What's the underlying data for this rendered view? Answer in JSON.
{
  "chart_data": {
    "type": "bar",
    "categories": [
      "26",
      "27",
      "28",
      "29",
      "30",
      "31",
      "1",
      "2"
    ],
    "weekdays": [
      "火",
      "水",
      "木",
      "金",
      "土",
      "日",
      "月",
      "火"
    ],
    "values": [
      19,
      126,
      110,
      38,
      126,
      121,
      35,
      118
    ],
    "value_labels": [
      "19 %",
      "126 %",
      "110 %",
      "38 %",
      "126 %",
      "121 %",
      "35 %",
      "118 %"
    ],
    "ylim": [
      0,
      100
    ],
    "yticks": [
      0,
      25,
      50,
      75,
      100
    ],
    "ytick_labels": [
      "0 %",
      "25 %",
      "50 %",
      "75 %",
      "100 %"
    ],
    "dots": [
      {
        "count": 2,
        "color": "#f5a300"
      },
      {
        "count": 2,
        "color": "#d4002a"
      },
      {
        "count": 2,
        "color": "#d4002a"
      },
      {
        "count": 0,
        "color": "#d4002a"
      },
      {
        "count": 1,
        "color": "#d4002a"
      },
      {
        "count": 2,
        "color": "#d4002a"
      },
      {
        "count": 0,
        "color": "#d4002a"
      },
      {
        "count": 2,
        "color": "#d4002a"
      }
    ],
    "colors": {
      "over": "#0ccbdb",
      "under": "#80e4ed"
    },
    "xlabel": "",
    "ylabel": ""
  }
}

+++

* _EXERCISE_: Repeat the records above exactly.

* _TASK ANSWER_:
What's the underlying data for this rendered view? Answer in JSON.
{
  "chart_data": {
    "type": "bar",
    "categories": [
      "26",
      "27",
      "28",
      "29",
      "30",
      "31",
      "1",
      "2"
    ],
    "weekdays": [
      "火",
      "水",
      "木",
      "金",
      "土",
      "日",
      "月",
      "火"
    ],
    "values": [
      19,
      126,
      110,
      38,
      126,
      121,
      35,
      118
    ],
    "value_labels": [
      "19 %",
      "126 %",
      "110 %",
      "38 %",
      "126 %",
      "121 %",
      "35 %",
      "118 %"
    ],
    "ylim": [
      0,
      100
    ],
    "yticks": [
      0,
      25,
      50,
      75,
      100
    ],
    "ytick_labels": [
      "0 %",
      "25 %",
      "50 %",
      "75 %",
      "100 %"
    ],
    "dots": [
      {
        "count": 2,
        "color": "#f5a300"
      },
      {
        "count": 2,
        "color": "#d4002a"
      },
      {
        "count": 2,
        "color": "#d4002a"
      },
      {
        "count": 0,
        "color": "#d4002a"
      },
      {
        "count": 1,
        "color": "#d4002a"
      },
      {
        "count": 2,
        "color": "#d4002a"
      },
      {
        "count": 0,
        "color": "#d4002a"
      },
      {
        "count": 2,
        "color": "#d4002a"
      }
    ],
    "colors": {
      "over": "#0ccbdb",
      "under": "#80e4ed"
    },
    "xlabel": "",
    "ylabel": ""
  }
}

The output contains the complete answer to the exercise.